▶ [ASSIGNMENT]
Every entry below is to be returned unchanged. Images are not part of the copy.
▼
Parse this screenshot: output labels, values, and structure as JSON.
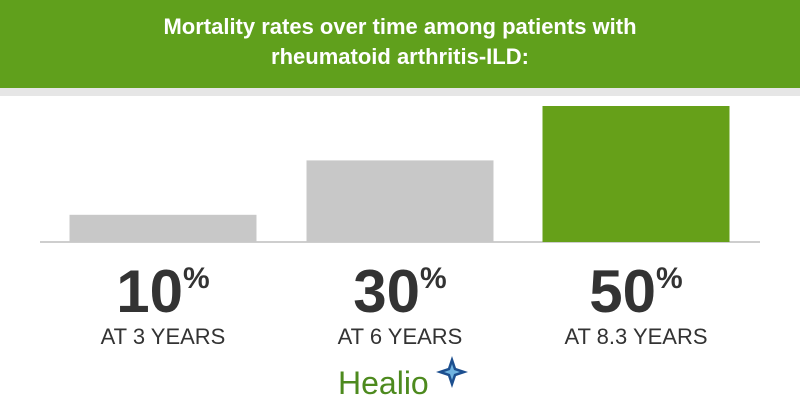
{
  "chart_data": {
    "type": "bar",
    "title": "Mortality rates over time among patients with rheumatoid arthritis-ILD:",
    "categories": [
      "AT 3 YEARS",
      "AT 6 YEARS",
      "AT 8.3 YEARS"
    ],
    "values": [
      10,
      30,
      50
    ],
    "value_labels": [
      "10%",
      "30%",
      "50%"
    ],
    "colors": [
      "#c8c8c8",
      "#c8c8c8",
      "#66a019"
    ]
  },
  "logo": "Healio"
}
▲
▶ [ANSWER FOR THIS EXERCISE]
Parse this screenshot: output labels, values, and structure as JSON.
{
  "chart_data": {
    "type": "bar",
    "title": "Mortality rates over time among patients with rheumatoid arthritis-ILD:",
    "categories": [
      "AT 3 YEARS",
      "AT 6 YEARS",
      "AT 8.3 YEARS"
    ],
    "values": [
      10,
      30,
      50
    ],
    "value_labels": [
      "10%",
      "30%",
      "50%"
    ],
    "colors": [
      "#c8c8c8",
      "#c8c8c8",
      "#66a019"
    ]
  },
  "logo": "Healio"
}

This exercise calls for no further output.